* [Recorded data]
[start]
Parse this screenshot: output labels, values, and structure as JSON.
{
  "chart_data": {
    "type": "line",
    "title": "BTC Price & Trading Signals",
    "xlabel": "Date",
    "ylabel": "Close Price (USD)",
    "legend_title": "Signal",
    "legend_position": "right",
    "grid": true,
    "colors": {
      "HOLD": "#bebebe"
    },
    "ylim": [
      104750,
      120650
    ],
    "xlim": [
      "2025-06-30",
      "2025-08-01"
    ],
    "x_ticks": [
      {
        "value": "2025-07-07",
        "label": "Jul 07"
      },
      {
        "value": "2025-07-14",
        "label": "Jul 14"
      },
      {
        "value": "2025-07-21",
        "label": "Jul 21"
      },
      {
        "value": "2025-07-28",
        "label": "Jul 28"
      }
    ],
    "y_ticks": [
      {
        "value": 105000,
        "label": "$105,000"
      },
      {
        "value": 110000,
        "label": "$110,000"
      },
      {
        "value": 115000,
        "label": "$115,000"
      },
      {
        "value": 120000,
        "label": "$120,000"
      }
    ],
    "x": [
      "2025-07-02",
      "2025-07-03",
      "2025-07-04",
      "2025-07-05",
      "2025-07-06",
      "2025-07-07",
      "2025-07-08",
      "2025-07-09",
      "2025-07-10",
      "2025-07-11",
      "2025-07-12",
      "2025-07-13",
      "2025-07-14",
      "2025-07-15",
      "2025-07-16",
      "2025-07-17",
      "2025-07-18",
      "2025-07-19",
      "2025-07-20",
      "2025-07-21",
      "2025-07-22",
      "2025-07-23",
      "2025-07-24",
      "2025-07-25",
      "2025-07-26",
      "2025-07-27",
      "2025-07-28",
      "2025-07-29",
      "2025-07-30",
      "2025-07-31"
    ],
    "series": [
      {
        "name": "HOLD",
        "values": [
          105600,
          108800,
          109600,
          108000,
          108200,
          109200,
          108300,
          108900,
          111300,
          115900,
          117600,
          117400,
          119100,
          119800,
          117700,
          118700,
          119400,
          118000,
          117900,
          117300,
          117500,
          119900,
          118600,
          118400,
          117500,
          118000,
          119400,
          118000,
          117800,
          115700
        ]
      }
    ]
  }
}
[end]
* [Work instructions] Could you reproduce every record above exactly as it appears?

* [Response]
Parse this screenshot: output labels, values, and structure as JSON.
{
  "chart_data": {
    "type": "line",
    "title": "BTC Price & Trading Signals",
    "xlabel": "Date",
    "ylabel": "Close Price (USD)",
    "legend_title": "Signal",
    "legend_position": "right",
    "grid": true,
    "colors": {
      "HOLD": "#bebebe"
    },
    "ylim": [
      104750,
      120650
    ],
    "xlim": [
      "2025-06-30",
      "2025-08-01"
    ],
    "x_ticks": [
      {
        "value": "2025-07-07",
        "label": "Jul 07"
      },
      {
        "value": "2025-07-14",
        "label": "Jul 14"
      },
      {
        "value": "2025-07-21",
        "label": "Jul 21"
      },
      {
        "value": "2025-07-28",
        "label": "Jul 28"
      }
    ],
    "y_ticks": [
      {
        "value": 105000,
        "label": "$105,000"
      },
      {
        "value": 110000,
        "label": "$110,000"
      },
      {
        "value": 115000,
        "label": "$115,000"
      },
      {
        "value": 120000,
        "label": "$120,000"
      }
    ],
    "x": [
      "2025-07-02",
      "2025-07-03",
      "2025-07-04",
      "2025-07-05",
      "2025-07-06",
      "2025-07-07",
      "2025-07-08",
      "2025-07-09",
      "2025-07-10",
      "2025-07-11",
      "2025-07-12",
      "2025-07-13",
      "2025-07-14",
      "2025-07-15",
      "2025-07-16",
      "2025-07-17",
      "2025-07-18",
      "2025-07-19",
      "2025-07-20",
      "2025-07-21",
      "2025-07-22",
      "2025-07-23",
      "2025-07-24",
      "2025-07-25",
      "2025-07-26",
      "2025-07-27",
      "2025-07-28",
      "2025-07-29",
      "2025-07-30",
      "2025-07-31"
    ],
    "series": [
      {
        "name": "HOLD",
        "values": [
          105600,
          108800,
          109600,
          108000,
          108200,
          109200,
          108300,
          108900,
          111300,
          115900,
          117600,
          117400,
          119100,
          119800,
          117700,
          118700,
          119400,
          118000,
          117900,
          117300,
          117500,
          119900,
          118600,
          118400,
          117500,
          118000,
          119400,
          118000,
          117800,
          115700
        ]
      }
    ]
  }
}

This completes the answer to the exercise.